• Required work: Continue the abstract on light-cured gingival barrier materials, picking up right after its final sentence.

• Reading text:
----------------------------------------
Abstract
OBJECTIVE
To evaluate the influence of exposure time and curing distance on the degree of conversion (DC) and temperature change of light-cured gingival barrier materials.
METHODS
An in vitro study was conducted with 576 disk-shaped specimens, divided into 72 groups (n = 8) based on three factors: gingival barrier type (SDI Gingival barrier, DMC Lase Protect, Ultradent OpalDam, PHS Potenza Blocco, FGM Top Dam, DFL Total Blanc Protetor Gengival), irradiation time (3, 5, 10, 15, 20, and 30 s), and curing distance (Valo, Standard Mode: 1 mm [900 mW/cm²] or 10 mm [450 mW/cm²]). DC was assessed by micro-Raman spectroscopy. Thermal changes were assessed using a T-type thermocouple on simulation model. Light characteristics of the LED curing unit were determined using spectroradiometer and integrating sphere. Data were analyzed using ANOVA and Tukey's test (α = 0.05).
RESULTS
At 1 mm, the LED delivered 657.31 mW of power and 908.57 mW/cm² of irradiance; at 10 mm, the values were 326.25 mW and 450.95 mW/cm². Radiant exposure increased with time and was significantly higher at 1 mm (p < 0.01). Longer exposure improved DC, with significant variations among materials (p < 0.01). The highest DC (93 %) was achieved with 1 mm distance after 30 s. Temperature rise also varied by material and increased with irradiance and time (p < 0.01).
----------------------------------------
(Stored data entries)
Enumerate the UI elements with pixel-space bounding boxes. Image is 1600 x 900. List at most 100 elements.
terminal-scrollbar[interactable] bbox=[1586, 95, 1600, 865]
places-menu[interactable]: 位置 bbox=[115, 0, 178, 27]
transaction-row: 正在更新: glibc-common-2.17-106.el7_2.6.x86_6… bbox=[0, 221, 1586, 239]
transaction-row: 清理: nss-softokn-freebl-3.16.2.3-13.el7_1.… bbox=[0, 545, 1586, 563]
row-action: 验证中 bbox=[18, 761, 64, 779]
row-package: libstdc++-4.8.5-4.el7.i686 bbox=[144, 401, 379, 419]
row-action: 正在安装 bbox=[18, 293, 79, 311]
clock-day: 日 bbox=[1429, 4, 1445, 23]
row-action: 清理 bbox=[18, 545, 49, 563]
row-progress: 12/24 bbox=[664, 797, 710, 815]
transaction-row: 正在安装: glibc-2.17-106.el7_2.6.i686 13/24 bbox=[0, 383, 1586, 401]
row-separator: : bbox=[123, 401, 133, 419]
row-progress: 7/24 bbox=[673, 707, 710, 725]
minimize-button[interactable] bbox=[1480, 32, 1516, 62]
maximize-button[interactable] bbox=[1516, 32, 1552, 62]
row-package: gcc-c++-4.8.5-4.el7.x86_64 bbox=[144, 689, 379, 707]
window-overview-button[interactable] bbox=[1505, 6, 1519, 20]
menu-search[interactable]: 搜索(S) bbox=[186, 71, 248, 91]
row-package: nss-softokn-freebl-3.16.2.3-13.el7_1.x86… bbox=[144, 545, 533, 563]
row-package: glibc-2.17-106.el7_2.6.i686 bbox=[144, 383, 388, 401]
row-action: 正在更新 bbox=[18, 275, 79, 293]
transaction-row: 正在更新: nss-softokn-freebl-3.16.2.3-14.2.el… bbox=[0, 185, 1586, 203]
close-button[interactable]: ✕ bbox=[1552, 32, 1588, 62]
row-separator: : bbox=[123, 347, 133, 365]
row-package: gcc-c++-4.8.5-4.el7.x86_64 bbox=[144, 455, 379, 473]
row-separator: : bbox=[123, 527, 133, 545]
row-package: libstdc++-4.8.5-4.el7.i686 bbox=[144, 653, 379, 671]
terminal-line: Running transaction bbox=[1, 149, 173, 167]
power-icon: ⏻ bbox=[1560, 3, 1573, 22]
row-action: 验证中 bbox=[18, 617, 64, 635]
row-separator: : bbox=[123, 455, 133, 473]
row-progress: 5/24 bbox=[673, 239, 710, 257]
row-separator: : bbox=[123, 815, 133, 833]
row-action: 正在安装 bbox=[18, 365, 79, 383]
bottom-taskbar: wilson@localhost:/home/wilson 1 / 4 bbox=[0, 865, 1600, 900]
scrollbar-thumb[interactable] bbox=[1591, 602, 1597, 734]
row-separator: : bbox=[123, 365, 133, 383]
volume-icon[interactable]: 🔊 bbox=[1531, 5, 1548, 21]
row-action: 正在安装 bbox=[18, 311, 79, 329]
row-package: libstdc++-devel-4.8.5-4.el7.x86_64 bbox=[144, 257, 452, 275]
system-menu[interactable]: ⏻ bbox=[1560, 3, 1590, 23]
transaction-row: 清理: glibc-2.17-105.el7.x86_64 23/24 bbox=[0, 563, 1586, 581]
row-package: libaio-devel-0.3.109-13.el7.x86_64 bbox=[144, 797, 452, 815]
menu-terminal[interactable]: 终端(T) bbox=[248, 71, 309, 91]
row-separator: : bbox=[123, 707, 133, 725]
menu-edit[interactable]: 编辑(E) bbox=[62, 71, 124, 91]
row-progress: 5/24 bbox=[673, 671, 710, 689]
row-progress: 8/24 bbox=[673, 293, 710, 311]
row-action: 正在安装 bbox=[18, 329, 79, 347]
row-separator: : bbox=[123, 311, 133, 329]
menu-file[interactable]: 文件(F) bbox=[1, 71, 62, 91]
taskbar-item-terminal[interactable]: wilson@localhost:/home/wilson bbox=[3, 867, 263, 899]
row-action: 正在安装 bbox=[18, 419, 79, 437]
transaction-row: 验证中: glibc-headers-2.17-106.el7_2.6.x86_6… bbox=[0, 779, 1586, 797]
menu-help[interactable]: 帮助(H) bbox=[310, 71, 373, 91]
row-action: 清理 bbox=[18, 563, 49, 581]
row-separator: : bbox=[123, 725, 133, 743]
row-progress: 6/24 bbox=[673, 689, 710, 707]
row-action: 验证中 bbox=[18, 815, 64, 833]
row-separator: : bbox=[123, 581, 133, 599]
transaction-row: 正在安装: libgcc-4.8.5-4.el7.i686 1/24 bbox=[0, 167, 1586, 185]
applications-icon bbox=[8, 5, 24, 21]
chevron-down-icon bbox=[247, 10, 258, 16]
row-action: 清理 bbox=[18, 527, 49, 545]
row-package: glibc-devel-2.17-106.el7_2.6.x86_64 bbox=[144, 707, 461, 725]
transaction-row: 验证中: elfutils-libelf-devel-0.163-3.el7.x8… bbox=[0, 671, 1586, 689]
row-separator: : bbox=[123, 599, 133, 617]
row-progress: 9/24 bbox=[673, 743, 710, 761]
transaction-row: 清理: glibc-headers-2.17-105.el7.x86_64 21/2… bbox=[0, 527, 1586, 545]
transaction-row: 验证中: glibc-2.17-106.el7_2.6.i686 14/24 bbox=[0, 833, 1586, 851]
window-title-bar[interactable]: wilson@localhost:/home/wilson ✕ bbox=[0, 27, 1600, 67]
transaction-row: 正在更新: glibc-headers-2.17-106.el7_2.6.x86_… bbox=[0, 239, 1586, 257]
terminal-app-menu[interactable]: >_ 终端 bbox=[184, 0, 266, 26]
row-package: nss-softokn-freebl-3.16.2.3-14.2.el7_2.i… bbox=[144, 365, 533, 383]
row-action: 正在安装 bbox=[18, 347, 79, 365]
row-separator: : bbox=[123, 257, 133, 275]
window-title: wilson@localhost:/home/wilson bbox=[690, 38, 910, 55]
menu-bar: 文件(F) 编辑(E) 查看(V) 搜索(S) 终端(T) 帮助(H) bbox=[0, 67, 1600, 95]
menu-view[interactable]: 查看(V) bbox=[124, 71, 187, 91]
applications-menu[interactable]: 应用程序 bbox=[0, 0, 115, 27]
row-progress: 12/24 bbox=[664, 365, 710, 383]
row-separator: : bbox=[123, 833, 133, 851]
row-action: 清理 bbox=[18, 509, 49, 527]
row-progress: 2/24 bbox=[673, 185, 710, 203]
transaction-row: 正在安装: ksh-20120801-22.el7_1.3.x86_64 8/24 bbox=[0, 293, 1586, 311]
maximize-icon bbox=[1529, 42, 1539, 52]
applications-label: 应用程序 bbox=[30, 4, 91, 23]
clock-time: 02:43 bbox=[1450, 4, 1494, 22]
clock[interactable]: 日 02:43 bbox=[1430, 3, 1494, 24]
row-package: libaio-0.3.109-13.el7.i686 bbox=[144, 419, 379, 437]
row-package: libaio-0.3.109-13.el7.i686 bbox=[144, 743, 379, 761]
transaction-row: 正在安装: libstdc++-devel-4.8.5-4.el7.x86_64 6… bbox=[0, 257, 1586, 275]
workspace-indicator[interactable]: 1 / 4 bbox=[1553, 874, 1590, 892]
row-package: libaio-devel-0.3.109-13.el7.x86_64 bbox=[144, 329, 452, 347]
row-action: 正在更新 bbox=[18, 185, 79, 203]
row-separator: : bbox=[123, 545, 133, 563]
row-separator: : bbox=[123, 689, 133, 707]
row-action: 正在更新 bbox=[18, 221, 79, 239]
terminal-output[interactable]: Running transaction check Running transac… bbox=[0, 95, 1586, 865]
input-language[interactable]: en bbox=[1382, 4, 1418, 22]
----------------------------------------
• Answer space:
CONCLUSIONS
Gingival barrier polymerization is influenced by material type, curing distance, and exposure time. Most materials reached adequate conversion with 10 s at 1 mm. However, prolonged curing (30 s) led to temperature increases above 50 °C in some materials. At 10 mm, at least 20 s was required for safe and effective polymerization.
SIGNIFICANCE
Gingival barriers should be light-cured for a minimum of 10 s at 1 mm. At 10 mm, exposure time should be extended to at least 20 s to ensure sufficient polymerization while minimizing thermal risk.